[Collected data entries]
━━━━
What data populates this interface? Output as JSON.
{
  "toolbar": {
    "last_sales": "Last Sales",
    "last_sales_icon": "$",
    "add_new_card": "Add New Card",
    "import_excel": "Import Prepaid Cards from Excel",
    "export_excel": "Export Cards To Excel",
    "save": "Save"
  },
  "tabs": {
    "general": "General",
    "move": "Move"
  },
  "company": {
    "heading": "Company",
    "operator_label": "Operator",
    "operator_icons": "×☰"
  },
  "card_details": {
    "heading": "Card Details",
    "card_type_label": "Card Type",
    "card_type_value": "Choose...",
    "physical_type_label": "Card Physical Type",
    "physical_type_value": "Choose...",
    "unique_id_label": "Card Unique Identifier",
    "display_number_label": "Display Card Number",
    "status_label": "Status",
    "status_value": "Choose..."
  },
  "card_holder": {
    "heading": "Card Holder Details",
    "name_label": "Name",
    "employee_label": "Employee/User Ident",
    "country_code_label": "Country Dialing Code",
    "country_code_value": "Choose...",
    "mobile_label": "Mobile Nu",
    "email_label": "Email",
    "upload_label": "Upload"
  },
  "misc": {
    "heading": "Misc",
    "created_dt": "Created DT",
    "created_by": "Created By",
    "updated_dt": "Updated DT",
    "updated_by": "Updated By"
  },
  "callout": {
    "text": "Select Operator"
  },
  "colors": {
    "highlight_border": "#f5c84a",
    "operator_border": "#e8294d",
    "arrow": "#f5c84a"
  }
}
━━━━
Exercise aim:
Write all of the records out again exactly.

Complete answer:
What data populates this interface? Output as JSON.
{
  "toolbar": {
    "last_sales": "Last Sales",
    "last_sales_icon": "$",
    "add_new_card": "Add New Card",
    "import_excel": "Import Prepaid Cards from Excel",
    "export_excel": "Export Cards To Excel",
    "save": "Save"
  },
  "tabs": {
    "general": "General",
    "move": "Move"
  },
  "company": {
    "heading": "Company",
    "operator_label": "Operator",
    "operator_icons": "×☰"
  },
  "card_details": {
    "heading": "Card Details",
    "card_type_label": "Card Type",
    "card_type_value": "Choose...",
    "physical_type_label": "Card Physical Type",
    "physical_type_value": "Choose...",
    "unique_id_label": "Card Unique Identifier",
    "display_number_label": "Display Card Number",
    "status_label": "Status",
    "status_value": "Choose..."
  },
  "card_holder": {
    "heading": "Card Holder Details",
    "name_label": "Name",
    "employee_label": "Employee/User Ident",
    "country_code_label": "Country Dialing Code",
    "country_code_value": "Choose...",
    "mobile_label": "Mobile Nu",
    "email_label": "Email",
    "upload_label": "Upload"
  },
  "misc": {
    "heading": "Misc",
    "created_dt": "Created DT",
    "created_by": "Created By",
    "updated_dt": "Updated DT",
    "updated_by": "Updated By"
  },
  "callout": {
    "text": "Select Operator"
  },
  "colors": {
    "highlight_border": "#f5c84a",
    "operator_border": "#e8294d",
    "arrow": "#f5c84a"
  }
}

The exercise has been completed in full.